**TASK REQUIREMENTS**
Reproduce the entries from the line containing "for every button, label, input, icon, or" through the line containing "green-flags-list: Low price", changing "thumbs-down-icon" to "dislike-icon" and leaving everything else untouched.

**GIVEN INFORMATION**
§
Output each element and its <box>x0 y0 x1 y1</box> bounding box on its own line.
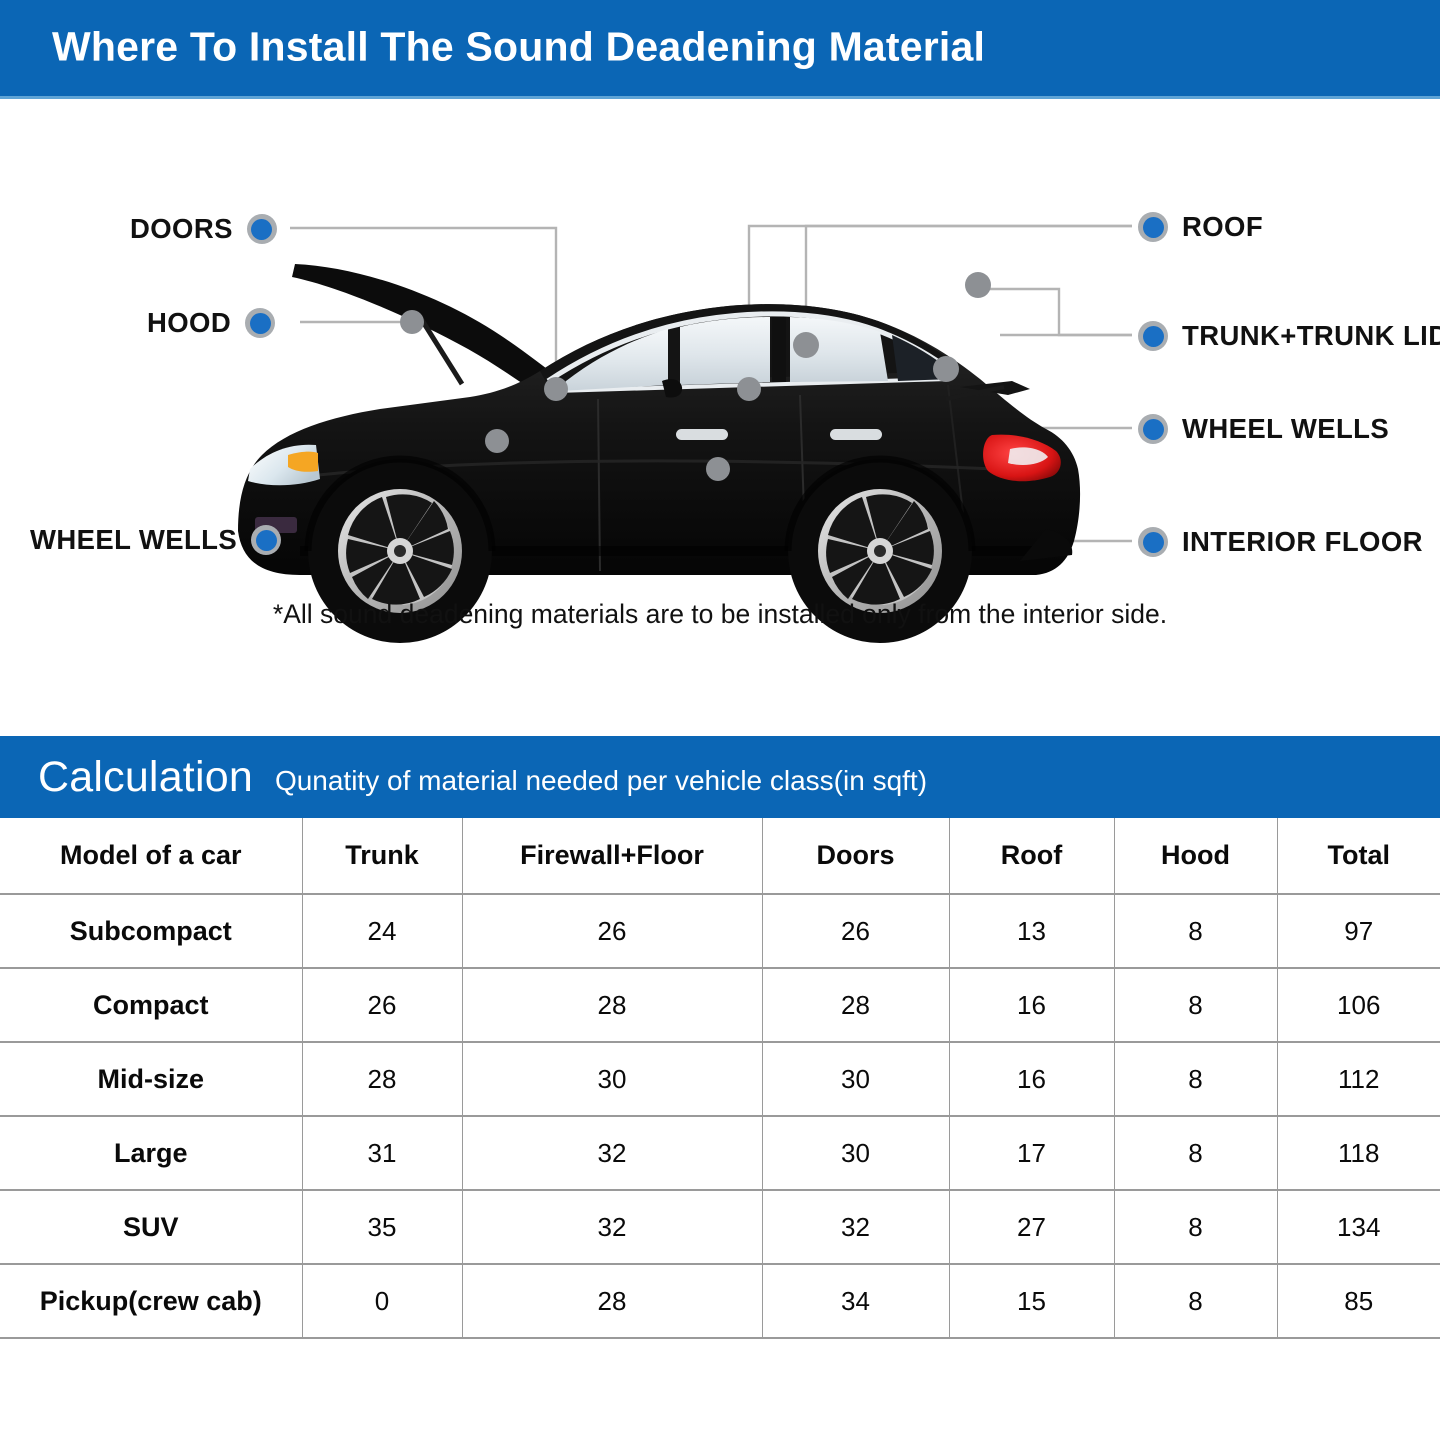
§
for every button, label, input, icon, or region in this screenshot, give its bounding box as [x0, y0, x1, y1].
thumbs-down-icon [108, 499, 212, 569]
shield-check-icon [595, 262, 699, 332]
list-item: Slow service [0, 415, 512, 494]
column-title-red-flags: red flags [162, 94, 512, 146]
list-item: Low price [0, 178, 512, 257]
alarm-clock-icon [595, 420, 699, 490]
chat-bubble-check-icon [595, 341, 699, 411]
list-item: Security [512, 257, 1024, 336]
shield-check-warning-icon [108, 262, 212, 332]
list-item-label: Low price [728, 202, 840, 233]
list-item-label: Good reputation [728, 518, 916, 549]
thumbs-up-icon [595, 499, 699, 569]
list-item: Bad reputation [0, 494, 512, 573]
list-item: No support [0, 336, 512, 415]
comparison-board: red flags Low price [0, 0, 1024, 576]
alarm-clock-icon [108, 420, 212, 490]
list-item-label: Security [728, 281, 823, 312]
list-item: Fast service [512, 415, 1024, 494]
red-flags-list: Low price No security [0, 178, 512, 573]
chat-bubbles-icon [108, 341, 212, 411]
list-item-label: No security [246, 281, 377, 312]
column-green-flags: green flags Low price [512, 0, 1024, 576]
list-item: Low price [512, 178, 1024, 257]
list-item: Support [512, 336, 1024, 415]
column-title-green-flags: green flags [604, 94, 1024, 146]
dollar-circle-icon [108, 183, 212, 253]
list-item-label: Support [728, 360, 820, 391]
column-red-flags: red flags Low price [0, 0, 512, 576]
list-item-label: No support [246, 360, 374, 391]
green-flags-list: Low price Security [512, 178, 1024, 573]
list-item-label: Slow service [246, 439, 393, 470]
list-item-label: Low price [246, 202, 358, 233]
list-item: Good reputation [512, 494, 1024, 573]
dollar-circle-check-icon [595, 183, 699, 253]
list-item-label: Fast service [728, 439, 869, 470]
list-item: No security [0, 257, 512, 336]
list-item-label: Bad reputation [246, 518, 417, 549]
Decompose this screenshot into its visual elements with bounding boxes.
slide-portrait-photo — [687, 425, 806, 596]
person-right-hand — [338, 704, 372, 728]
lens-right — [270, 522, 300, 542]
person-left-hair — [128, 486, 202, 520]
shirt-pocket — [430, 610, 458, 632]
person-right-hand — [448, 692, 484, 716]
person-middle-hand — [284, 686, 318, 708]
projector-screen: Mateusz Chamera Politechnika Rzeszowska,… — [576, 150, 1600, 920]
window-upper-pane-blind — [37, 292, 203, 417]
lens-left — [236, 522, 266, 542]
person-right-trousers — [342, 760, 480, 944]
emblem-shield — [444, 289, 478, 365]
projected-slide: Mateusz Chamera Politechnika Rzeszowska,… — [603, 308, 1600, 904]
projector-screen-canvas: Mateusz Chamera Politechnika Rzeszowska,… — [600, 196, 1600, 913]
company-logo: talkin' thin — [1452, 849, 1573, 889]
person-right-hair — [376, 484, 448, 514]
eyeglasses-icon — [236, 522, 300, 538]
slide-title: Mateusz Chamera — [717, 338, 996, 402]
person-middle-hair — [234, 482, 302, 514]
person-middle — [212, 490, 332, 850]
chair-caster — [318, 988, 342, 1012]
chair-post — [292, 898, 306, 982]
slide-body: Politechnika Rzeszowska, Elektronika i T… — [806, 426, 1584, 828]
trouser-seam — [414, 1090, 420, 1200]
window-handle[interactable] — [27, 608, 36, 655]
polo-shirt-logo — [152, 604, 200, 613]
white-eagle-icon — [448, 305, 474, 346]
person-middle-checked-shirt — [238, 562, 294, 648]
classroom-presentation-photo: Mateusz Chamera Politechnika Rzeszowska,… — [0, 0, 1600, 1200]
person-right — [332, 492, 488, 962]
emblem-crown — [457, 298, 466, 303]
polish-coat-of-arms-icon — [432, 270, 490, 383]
§
**RESULT BELOW**
for every button, label, input, icon, or region in this screenshot, give its bounding box as [x0, y0, x1, y1].
dislike-icon [108, 499, 212, 569]
shield-check-icon [595, 262, 699, 332]
list-item: Slow service [0, 415, 512, 494]
column-title-red-flags: red flags [162, 94, 512, 146]
list-item: Low price [0, 178, 512, 257]
alarm-clock-icon [595, 420, 699, 490]
chat-bubble-check-icon [595, 341, 699, 411]
list-item: Security [512, 257, 1024, 336]
shield-check-warning-icon [108, 262, 212, 332]
list-item-label: Low price [728, 202, 840, 233]
list-item-label: Good reputation [728, 518, 916, 549]
thumbs-up-icon [595, 499, 699, 569]
list-item: Bad reputation [0, 494, 512, 573]
list-item: No support [0, 336, 512, 415]
comparison-board: red flags Low price [0, 0, 1024, 576]
alarm-clock-icon [108, 420, 212, 490]
list-item-label: Security [728, 281, 823, 312]
list-item: Fast service [512, 415, 1024, 494]
red-flags-list: Low price No security [0, 178, 512, 573]
chat-bubbles-icon [108, 341, 212, 411]
list-item-label: No security [246, 281, 377, 312]
column-green-flags: green flags Low price [512, 0, 1024, 576]
list-item: Low price [512, 178, 1024, 257]
list-item: Support [512, 336, 1024, 415]
column-title-green-flags: green flags [604, 94, 1024, 146]
dollar-circle-icon [108, 183, 212, 253]
list-item-label: Support [728, 360, 820, 391]
column-red-flags: red flags Low price [0, 0, 512, 576]
list-item-label: No support [246, 360, 374, 391]
green-flags-list: Low price Security [512, 178, 1024, 573]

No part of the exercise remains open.